Find each line with the word "Tipperary" in it, then give the total alone.

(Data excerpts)

** begin **

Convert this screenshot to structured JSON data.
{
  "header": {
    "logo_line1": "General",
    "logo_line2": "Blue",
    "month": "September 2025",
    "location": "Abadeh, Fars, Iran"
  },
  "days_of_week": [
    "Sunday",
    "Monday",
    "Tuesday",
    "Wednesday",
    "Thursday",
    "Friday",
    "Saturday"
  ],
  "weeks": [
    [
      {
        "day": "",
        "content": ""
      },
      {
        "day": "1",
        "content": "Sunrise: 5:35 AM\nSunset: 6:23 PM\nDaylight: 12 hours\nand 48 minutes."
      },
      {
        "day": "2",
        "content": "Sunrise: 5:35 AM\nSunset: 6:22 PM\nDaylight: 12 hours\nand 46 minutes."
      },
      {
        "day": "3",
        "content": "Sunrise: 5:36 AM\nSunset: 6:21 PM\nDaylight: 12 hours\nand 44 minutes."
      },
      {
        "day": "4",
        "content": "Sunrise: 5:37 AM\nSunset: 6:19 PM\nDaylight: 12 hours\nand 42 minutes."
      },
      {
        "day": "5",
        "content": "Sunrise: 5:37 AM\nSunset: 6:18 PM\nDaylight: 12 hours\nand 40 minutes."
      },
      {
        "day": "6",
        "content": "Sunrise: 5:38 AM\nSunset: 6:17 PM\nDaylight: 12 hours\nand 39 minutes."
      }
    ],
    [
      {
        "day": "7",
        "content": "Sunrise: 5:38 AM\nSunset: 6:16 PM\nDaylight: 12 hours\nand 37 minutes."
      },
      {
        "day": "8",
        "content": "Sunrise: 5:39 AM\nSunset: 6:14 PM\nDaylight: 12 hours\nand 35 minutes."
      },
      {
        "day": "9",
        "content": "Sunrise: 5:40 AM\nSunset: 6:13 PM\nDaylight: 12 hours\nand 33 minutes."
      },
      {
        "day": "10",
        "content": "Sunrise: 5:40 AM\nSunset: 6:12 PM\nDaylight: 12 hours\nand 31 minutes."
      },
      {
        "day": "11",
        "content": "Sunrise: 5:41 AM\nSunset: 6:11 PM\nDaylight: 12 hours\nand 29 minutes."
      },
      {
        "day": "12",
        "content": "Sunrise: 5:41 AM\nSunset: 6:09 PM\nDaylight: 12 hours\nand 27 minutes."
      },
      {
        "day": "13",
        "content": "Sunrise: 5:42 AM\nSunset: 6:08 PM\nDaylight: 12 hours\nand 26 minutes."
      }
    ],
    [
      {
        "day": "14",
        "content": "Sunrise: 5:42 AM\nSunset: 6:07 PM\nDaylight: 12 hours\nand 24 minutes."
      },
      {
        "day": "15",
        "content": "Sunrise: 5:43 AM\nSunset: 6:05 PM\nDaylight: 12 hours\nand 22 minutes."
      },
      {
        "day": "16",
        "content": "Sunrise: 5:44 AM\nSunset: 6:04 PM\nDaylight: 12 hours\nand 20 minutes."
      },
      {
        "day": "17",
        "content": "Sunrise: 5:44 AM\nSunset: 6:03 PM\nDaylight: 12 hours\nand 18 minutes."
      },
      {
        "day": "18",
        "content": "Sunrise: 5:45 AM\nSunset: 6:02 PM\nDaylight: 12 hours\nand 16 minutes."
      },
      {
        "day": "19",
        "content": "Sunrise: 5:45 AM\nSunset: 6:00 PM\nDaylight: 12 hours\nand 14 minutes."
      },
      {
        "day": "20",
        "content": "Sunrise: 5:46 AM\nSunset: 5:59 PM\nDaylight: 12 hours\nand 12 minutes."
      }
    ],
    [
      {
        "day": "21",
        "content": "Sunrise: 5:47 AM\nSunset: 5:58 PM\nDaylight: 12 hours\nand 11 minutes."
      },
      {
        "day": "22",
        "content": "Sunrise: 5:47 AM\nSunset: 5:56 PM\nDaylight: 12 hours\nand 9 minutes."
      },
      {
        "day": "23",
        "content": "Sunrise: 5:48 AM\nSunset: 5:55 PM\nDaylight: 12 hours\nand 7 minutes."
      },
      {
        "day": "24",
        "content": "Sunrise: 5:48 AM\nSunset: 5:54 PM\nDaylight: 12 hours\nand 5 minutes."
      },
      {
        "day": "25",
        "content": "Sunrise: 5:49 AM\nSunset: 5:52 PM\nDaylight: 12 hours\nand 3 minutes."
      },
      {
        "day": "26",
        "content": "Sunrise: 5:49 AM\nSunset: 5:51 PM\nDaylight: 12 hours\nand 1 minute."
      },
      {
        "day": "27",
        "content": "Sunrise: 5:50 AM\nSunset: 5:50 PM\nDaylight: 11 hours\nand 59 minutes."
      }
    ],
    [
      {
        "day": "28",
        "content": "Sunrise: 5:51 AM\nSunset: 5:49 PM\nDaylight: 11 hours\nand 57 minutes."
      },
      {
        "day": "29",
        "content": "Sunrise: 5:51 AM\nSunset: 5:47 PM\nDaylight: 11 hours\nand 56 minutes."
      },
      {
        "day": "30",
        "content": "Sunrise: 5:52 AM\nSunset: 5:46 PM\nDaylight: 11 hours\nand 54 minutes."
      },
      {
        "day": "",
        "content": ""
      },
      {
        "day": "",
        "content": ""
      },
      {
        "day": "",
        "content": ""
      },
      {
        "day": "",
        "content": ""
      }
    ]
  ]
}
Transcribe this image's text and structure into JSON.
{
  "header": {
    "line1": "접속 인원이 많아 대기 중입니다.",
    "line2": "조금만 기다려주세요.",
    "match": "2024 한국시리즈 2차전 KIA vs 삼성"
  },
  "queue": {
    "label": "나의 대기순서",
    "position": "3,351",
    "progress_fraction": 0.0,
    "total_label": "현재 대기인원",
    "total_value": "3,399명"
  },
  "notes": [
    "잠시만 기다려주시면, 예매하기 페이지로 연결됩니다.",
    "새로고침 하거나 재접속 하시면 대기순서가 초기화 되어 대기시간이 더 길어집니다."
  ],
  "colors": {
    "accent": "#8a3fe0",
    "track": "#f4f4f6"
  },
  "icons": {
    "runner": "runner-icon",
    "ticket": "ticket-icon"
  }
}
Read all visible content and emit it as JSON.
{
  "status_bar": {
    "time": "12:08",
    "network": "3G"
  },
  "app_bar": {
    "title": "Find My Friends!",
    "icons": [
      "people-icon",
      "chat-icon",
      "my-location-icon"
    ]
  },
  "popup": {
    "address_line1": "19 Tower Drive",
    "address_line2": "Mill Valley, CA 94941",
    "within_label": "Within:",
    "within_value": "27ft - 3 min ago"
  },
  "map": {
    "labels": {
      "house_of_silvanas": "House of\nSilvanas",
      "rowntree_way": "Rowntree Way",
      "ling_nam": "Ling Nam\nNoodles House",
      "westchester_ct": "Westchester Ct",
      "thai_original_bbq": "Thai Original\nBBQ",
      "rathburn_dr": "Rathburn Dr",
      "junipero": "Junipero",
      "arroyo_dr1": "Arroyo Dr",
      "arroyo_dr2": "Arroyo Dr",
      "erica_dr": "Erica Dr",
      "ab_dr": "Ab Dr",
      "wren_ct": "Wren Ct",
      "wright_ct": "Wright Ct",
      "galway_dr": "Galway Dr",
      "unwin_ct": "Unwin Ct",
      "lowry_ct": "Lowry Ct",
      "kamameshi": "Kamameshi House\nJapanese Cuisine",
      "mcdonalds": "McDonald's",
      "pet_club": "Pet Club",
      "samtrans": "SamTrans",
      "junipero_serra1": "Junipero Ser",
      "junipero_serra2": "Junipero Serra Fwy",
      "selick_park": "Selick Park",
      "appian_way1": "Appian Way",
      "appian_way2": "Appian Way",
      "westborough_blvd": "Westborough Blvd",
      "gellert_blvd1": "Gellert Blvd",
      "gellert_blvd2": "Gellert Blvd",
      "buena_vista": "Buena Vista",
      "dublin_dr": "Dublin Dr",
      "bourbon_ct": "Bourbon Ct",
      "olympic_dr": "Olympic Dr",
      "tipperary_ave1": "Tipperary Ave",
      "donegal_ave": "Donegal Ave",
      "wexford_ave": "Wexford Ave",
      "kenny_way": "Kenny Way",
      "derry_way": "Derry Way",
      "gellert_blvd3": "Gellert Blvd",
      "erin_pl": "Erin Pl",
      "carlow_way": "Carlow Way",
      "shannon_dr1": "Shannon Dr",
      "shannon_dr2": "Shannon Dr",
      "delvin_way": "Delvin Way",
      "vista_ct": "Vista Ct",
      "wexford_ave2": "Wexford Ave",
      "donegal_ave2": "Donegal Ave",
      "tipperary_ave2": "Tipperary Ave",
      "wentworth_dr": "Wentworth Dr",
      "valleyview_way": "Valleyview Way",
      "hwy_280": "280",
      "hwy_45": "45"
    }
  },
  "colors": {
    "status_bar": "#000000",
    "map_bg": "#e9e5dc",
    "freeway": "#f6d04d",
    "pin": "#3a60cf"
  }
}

** end **

**CORRECT ANSWER**
2